● Directive
Spot each line that carries the word "details"; copy those lines.

Records from a collection:
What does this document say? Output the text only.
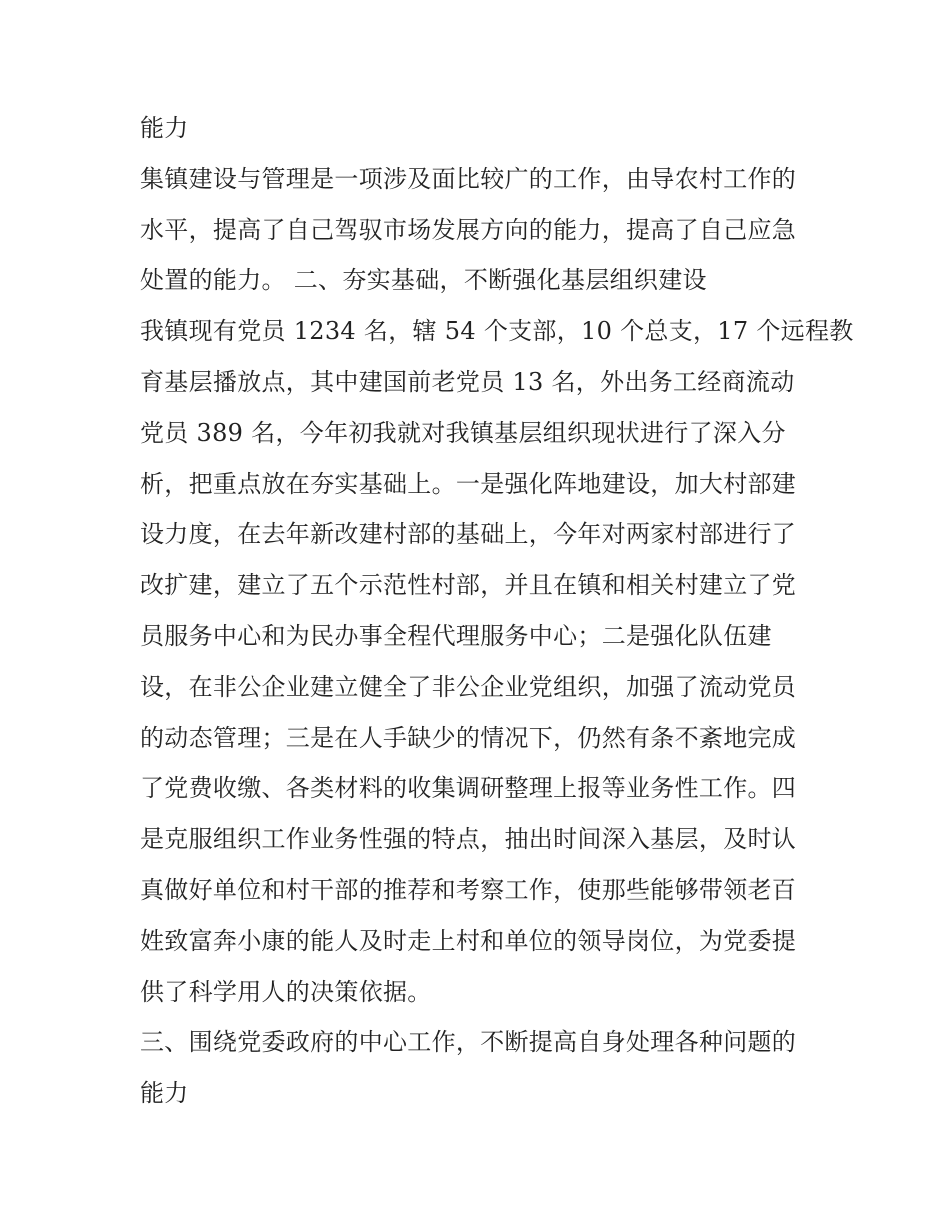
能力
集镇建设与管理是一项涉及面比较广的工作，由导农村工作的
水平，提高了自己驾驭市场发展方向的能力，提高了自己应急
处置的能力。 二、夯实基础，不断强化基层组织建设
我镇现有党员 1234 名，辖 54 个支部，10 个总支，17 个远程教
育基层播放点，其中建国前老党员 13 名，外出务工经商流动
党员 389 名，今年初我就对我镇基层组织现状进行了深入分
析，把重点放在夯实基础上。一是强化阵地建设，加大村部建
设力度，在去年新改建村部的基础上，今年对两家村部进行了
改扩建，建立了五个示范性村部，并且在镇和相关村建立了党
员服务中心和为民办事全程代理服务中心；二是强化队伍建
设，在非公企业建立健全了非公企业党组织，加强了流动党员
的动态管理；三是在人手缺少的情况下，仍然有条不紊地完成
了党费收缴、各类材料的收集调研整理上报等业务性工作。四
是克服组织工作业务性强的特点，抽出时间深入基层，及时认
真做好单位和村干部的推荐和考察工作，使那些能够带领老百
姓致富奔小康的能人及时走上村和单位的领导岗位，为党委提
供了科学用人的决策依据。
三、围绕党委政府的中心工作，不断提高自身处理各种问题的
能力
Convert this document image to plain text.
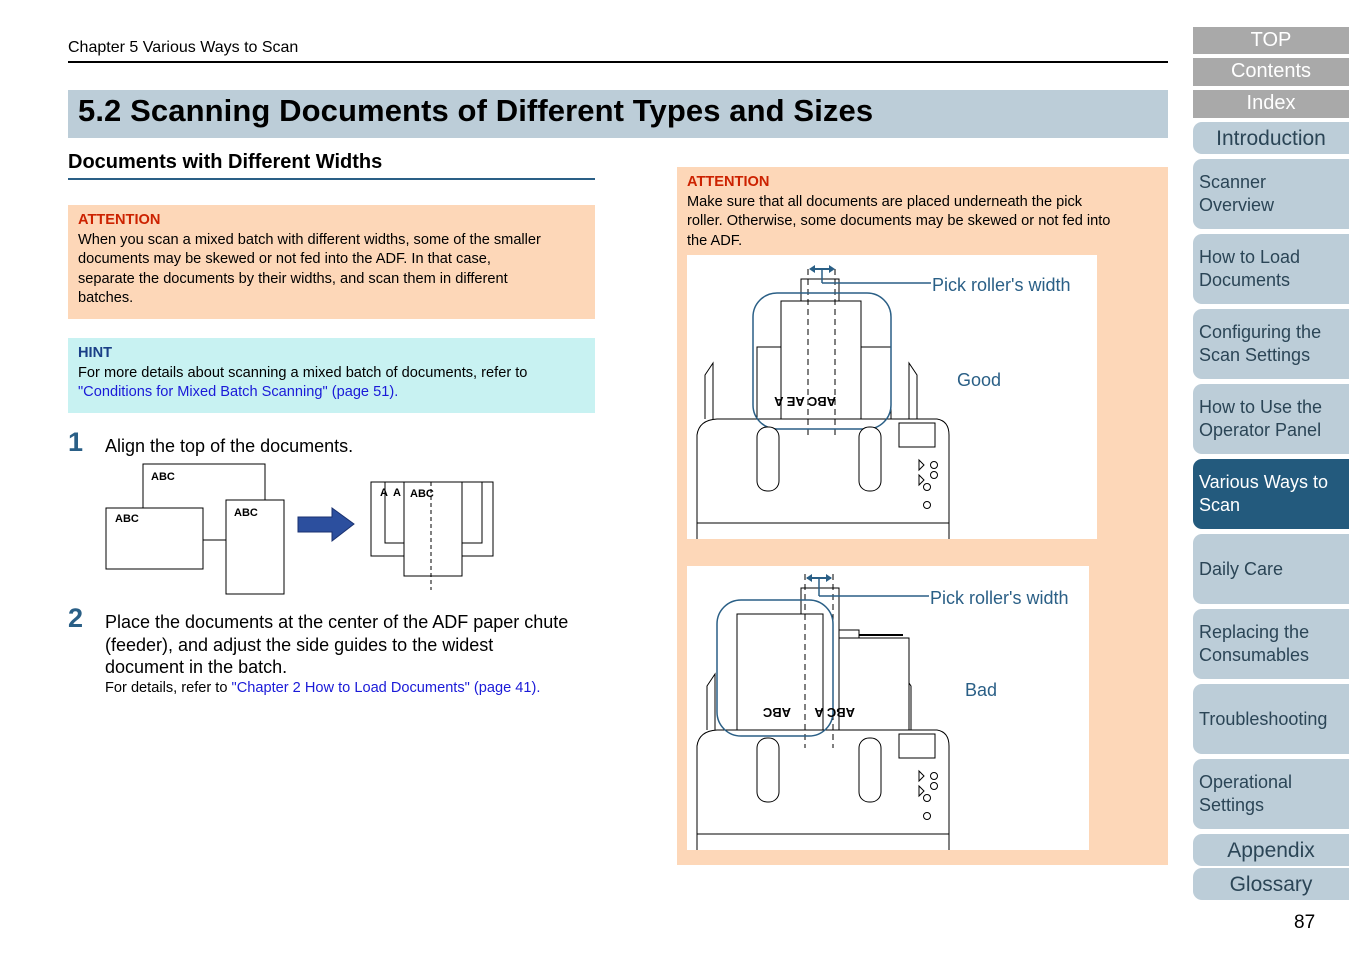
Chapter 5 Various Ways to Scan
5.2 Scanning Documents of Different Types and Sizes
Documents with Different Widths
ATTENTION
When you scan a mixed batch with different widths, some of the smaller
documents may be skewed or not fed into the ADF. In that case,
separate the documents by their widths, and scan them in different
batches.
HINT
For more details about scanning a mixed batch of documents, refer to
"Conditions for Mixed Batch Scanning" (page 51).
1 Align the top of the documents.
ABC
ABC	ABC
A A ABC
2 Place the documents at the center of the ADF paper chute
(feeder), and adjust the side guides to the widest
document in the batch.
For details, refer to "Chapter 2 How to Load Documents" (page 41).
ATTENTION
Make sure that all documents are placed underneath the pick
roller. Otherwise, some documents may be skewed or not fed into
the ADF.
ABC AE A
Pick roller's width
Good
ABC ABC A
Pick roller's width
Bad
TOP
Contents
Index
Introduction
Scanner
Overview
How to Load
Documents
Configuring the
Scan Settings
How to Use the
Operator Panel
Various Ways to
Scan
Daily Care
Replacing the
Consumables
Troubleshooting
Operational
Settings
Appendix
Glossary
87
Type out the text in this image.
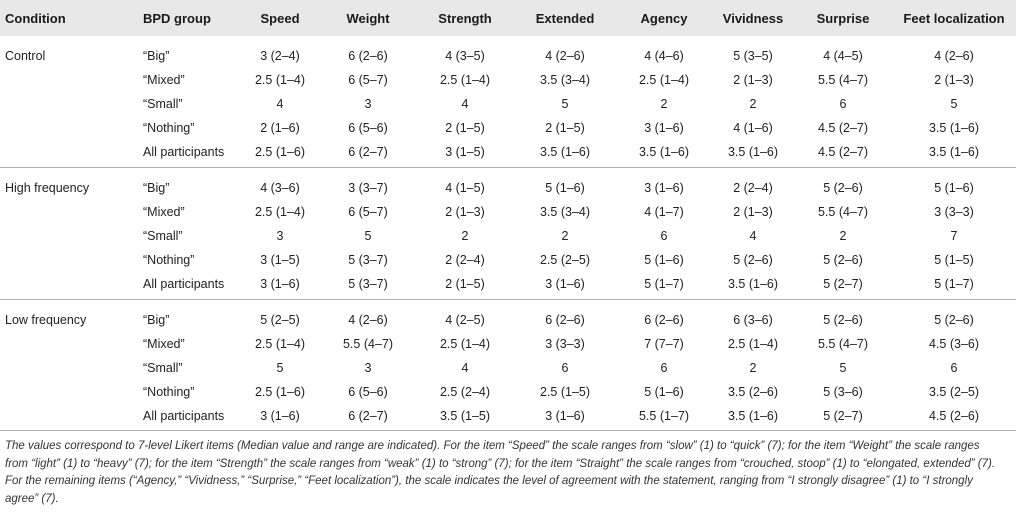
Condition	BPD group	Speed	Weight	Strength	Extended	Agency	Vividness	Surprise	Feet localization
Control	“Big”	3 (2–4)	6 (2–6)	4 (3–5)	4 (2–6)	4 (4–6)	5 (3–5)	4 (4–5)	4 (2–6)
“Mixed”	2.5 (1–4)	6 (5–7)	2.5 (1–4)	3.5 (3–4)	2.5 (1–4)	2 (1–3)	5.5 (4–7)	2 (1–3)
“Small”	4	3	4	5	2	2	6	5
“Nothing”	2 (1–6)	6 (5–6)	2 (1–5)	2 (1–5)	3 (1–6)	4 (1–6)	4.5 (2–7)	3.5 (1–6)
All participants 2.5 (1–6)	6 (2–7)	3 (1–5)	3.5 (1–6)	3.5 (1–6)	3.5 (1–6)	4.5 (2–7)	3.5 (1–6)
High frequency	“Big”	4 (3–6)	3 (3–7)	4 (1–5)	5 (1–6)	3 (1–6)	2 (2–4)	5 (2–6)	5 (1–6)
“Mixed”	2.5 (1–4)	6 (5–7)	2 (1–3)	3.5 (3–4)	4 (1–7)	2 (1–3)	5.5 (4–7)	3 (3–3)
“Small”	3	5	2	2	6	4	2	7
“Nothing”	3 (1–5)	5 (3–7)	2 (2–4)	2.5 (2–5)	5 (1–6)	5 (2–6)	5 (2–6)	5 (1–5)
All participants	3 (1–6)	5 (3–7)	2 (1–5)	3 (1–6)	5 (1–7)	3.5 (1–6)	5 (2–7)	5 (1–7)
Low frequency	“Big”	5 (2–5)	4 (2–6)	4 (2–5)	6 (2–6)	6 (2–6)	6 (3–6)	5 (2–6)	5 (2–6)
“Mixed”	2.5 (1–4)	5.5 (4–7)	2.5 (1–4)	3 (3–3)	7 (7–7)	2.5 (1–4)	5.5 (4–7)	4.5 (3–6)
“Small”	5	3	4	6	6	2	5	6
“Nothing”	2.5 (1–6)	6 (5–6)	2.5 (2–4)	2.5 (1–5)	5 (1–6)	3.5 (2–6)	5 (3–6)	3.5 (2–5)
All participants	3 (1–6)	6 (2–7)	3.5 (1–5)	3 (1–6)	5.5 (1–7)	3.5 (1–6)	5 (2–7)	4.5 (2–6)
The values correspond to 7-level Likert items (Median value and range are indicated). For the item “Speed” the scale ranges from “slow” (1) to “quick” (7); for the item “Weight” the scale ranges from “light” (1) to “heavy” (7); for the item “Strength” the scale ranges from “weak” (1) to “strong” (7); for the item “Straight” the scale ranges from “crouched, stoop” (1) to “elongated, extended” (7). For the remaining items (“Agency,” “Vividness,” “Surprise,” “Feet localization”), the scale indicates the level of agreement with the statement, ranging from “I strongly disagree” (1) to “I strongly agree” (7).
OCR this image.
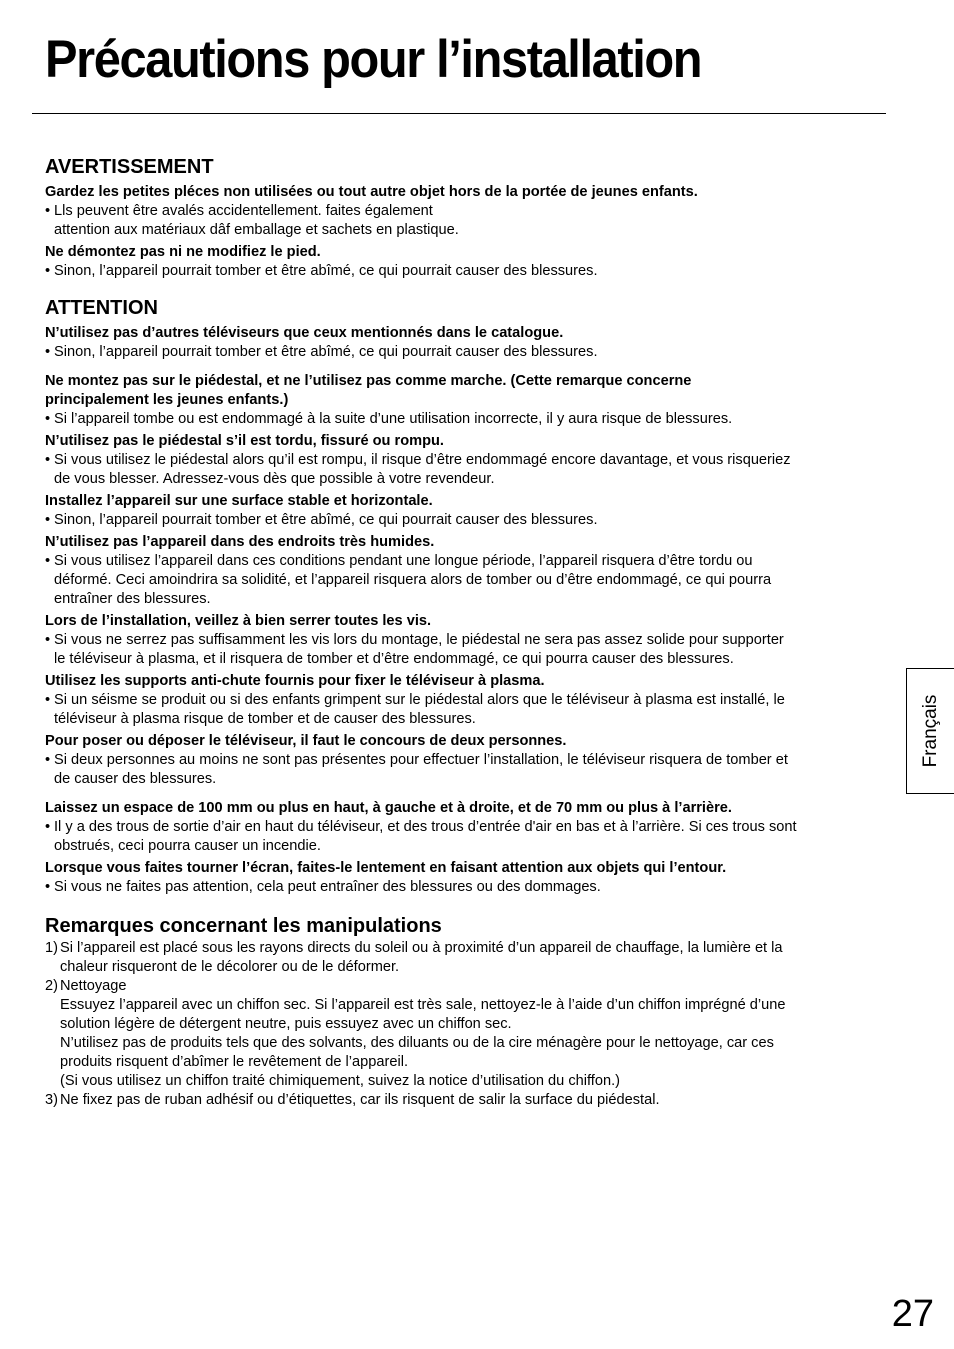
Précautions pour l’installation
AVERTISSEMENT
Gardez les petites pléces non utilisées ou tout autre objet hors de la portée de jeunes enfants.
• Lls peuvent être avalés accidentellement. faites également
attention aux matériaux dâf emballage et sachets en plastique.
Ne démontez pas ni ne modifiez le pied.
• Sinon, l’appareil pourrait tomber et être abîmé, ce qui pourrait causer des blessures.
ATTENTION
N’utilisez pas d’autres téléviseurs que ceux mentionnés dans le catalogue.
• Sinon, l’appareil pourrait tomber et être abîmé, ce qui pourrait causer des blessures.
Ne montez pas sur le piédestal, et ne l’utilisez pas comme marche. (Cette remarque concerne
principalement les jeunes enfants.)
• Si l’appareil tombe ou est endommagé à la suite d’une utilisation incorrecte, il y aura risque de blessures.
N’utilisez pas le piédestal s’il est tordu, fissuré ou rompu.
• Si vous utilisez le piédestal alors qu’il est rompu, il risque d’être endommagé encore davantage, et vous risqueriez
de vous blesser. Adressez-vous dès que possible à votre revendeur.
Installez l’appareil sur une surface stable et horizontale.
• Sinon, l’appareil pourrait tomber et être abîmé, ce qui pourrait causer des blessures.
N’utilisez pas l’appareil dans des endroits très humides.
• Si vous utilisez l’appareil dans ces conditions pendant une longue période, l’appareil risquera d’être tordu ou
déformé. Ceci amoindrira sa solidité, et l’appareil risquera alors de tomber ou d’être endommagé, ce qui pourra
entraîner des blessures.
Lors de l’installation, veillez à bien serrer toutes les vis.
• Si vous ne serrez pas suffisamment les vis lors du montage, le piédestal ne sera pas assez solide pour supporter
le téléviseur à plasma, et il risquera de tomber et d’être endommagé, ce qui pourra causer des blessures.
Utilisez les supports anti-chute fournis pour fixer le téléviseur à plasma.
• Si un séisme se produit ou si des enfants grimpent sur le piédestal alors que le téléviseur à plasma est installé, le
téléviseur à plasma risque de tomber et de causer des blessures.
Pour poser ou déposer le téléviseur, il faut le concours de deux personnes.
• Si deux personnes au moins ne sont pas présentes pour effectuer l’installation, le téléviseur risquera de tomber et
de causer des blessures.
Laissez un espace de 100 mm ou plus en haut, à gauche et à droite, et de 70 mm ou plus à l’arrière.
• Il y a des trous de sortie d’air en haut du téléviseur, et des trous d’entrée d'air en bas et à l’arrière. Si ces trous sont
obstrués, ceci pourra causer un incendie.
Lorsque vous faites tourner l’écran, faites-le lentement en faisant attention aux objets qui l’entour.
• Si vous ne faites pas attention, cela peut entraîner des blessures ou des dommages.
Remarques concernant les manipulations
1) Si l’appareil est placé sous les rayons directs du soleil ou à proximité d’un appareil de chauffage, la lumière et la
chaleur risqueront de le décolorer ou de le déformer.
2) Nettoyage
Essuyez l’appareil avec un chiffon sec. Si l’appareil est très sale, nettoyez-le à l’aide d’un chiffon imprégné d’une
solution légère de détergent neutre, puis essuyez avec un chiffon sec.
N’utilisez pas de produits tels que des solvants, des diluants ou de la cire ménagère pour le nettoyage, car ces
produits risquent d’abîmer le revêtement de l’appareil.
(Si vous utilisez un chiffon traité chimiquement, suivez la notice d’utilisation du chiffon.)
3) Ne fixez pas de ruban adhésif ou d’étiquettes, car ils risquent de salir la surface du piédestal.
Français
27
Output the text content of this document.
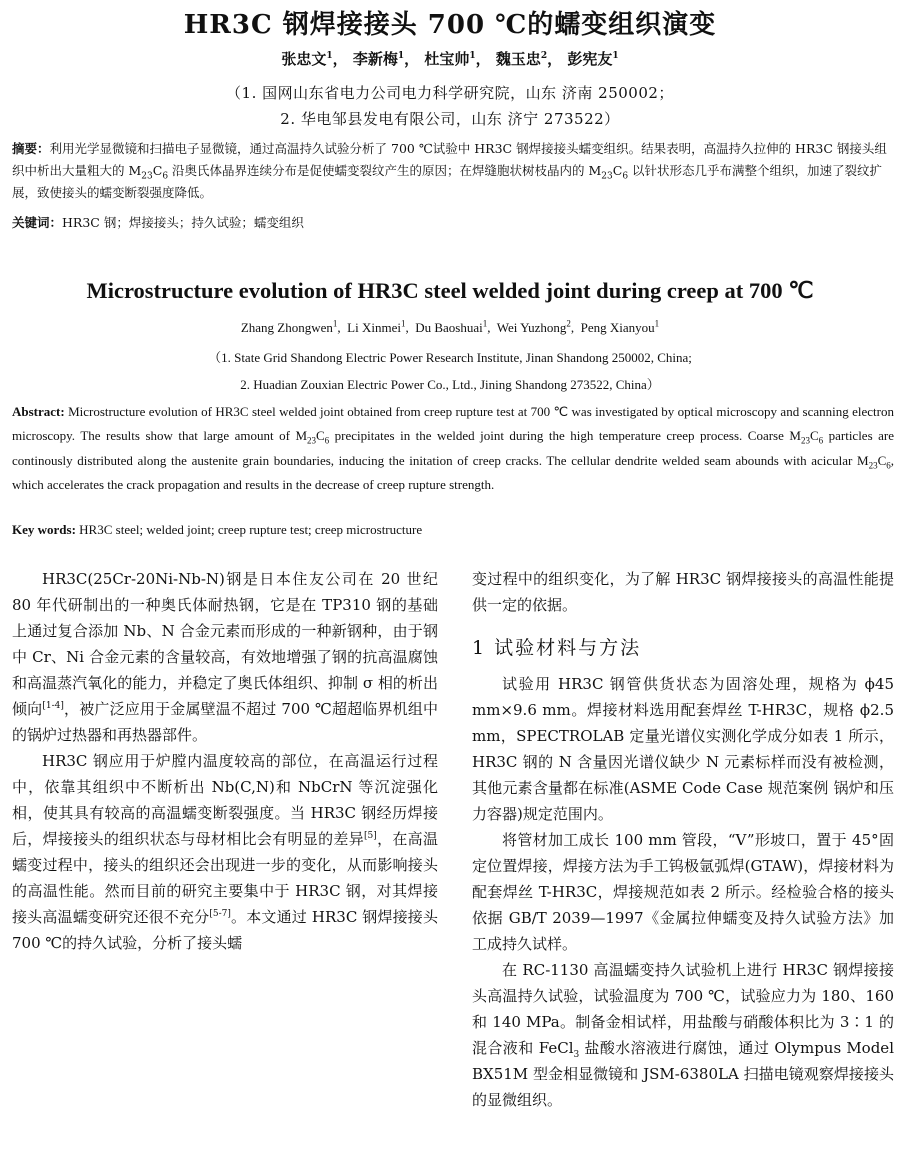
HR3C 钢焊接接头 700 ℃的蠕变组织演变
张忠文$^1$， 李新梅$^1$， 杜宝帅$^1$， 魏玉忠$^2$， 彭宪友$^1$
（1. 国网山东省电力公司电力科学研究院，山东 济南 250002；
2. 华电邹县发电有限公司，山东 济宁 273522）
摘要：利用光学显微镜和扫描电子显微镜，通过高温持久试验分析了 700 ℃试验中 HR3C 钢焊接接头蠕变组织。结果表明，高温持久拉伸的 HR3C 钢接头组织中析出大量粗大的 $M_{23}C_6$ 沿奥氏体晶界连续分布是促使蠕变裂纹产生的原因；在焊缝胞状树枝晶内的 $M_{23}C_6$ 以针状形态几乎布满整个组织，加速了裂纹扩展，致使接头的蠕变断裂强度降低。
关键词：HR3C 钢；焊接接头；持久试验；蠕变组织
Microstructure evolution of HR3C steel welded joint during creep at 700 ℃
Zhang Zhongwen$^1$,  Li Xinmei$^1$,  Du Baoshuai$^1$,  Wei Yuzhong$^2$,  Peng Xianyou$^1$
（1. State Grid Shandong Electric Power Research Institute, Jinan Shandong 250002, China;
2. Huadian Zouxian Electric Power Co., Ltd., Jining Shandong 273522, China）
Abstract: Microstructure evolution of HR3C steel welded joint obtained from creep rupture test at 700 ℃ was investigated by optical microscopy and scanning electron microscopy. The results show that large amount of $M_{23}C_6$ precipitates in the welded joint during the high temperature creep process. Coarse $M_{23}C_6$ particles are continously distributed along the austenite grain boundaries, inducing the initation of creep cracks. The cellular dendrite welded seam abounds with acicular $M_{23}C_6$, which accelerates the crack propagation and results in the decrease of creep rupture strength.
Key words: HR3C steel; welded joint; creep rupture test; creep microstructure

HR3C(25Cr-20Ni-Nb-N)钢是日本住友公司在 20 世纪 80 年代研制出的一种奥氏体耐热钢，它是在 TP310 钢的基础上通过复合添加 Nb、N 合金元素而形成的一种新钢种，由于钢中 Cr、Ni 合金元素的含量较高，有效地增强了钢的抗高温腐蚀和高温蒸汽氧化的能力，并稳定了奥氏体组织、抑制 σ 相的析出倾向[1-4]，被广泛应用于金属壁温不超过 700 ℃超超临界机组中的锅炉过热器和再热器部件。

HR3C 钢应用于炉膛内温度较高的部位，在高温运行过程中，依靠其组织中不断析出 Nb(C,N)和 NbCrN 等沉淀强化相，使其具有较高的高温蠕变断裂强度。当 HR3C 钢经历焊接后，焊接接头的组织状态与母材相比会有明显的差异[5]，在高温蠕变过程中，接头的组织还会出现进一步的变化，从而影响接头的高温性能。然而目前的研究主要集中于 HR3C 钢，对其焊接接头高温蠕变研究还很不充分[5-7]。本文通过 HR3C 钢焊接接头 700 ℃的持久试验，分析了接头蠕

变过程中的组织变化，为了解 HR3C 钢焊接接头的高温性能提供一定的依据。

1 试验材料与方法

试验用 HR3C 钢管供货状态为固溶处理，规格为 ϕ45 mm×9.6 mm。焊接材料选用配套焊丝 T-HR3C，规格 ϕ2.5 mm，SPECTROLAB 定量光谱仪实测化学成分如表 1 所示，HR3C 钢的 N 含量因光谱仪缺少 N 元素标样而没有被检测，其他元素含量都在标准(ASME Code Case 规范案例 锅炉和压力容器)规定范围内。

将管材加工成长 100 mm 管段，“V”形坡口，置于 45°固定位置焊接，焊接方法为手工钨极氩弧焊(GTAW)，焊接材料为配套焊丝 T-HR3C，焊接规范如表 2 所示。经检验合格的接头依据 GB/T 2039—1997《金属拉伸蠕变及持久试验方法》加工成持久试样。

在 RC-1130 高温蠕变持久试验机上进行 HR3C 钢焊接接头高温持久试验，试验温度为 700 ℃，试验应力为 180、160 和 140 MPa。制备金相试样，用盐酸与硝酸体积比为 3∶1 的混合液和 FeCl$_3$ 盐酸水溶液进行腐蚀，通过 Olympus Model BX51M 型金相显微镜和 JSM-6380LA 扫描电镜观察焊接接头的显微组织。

● Right answer
For more details about scanning a mixed batch of documents, refer to
For details, refer to "Chapter 2 How to Load Documents" (page 41).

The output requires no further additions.